━━━━━ DATASET ENTRIES ━━━━━
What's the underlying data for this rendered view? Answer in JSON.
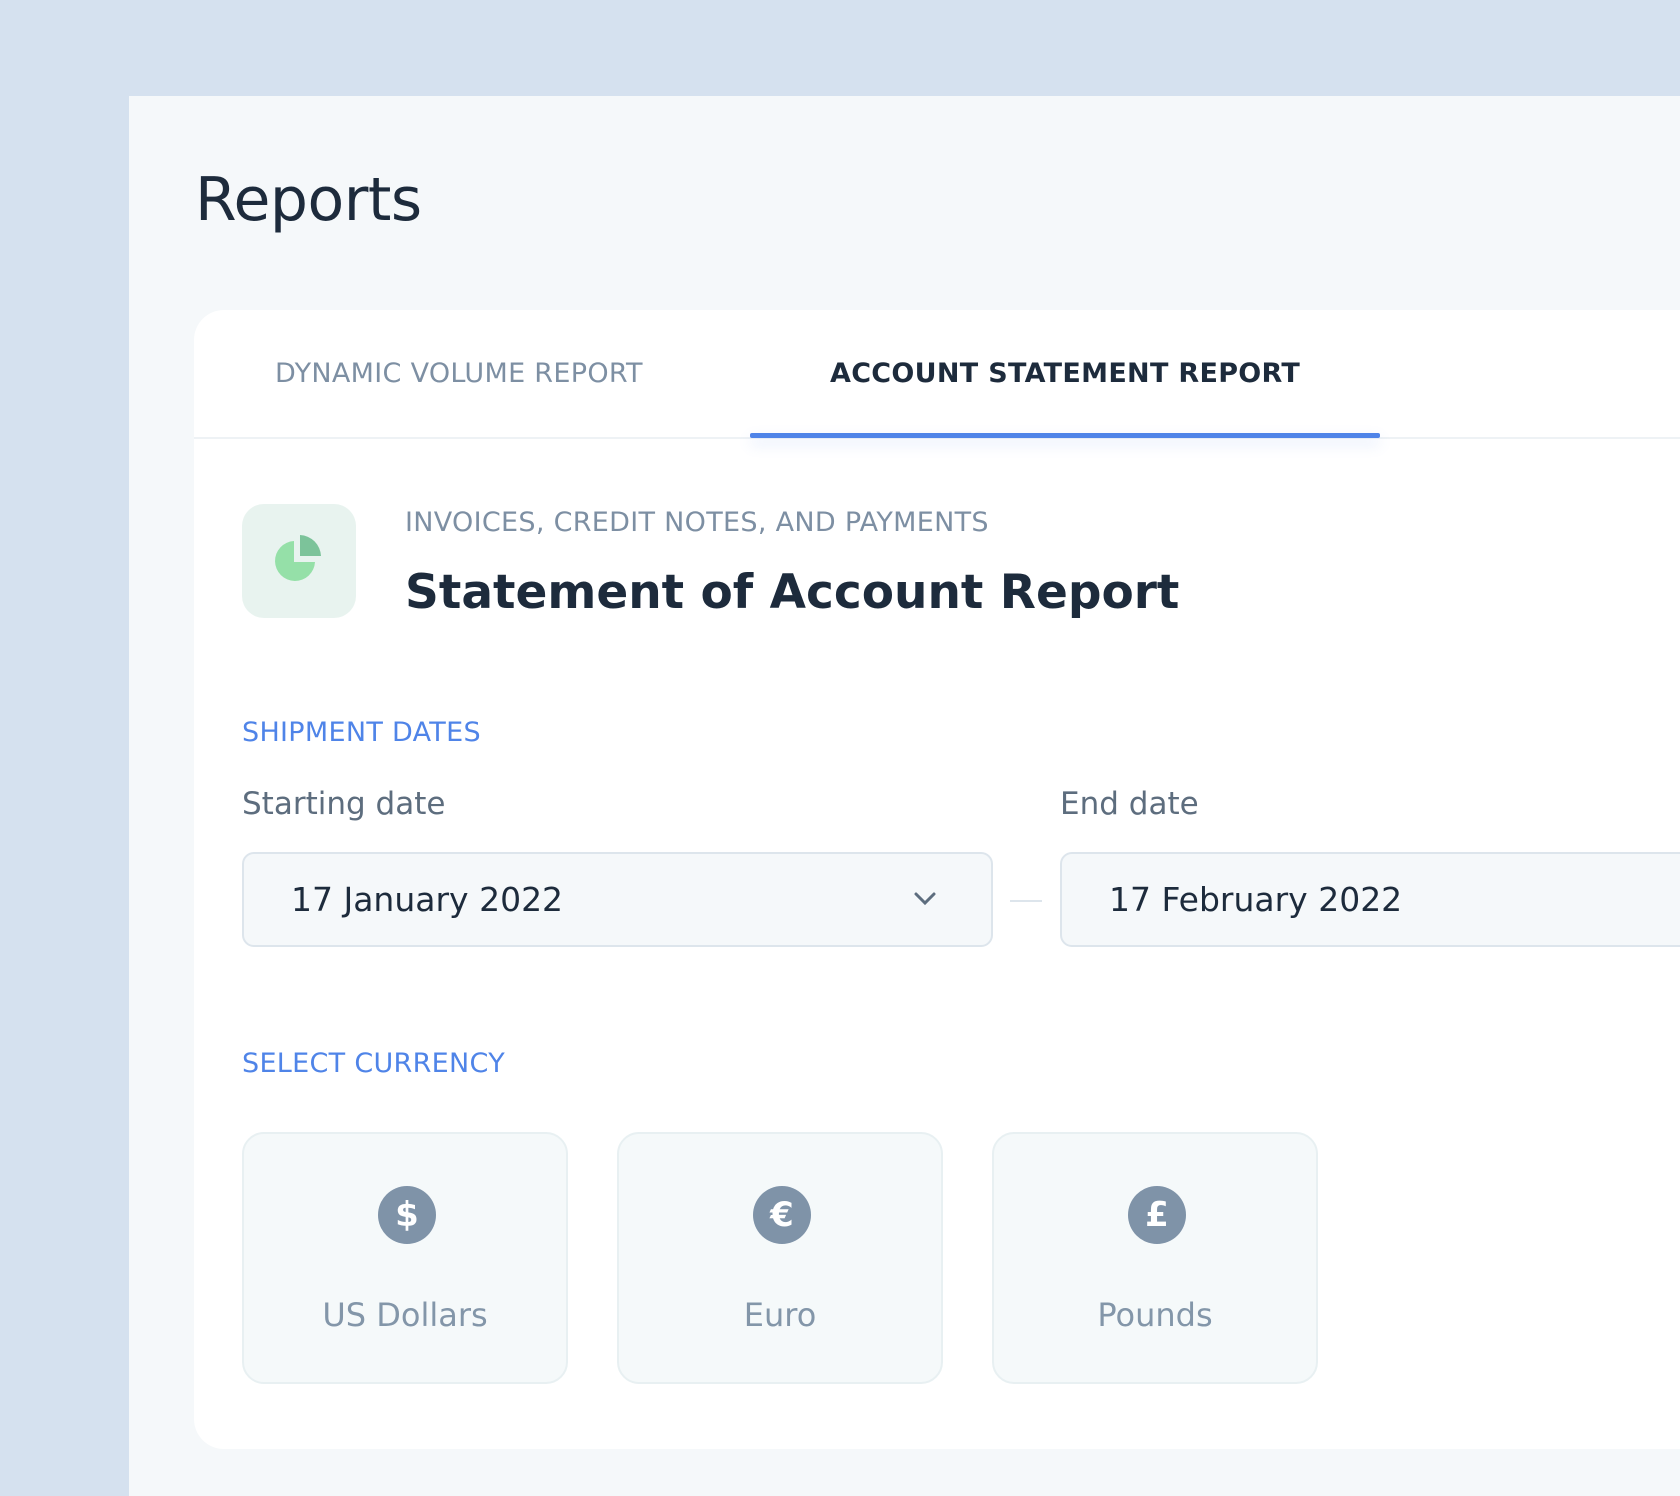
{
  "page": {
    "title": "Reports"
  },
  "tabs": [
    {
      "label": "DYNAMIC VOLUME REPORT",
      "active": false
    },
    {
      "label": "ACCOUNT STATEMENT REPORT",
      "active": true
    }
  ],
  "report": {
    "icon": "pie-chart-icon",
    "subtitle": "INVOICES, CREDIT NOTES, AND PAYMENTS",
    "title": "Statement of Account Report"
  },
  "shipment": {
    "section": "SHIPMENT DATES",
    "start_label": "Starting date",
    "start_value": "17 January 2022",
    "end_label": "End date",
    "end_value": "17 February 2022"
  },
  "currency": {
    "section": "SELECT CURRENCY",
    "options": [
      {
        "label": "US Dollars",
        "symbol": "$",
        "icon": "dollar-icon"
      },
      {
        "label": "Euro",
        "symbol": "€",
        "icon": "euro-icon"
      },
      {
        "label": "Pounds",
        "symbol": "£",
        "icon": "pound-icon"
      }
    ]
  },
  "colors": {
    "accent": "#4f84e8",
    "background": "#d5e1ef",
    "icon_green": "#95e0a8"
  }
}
━━━━━
• _YOUR INSTRUCTIONS_
Search the material above for "section". Pull out each line where it shows up.

• _RESULT OF THIS EXERCISE_
    "section": "SHIPMENT DATES",
    "section": "SELECT CURRENCY",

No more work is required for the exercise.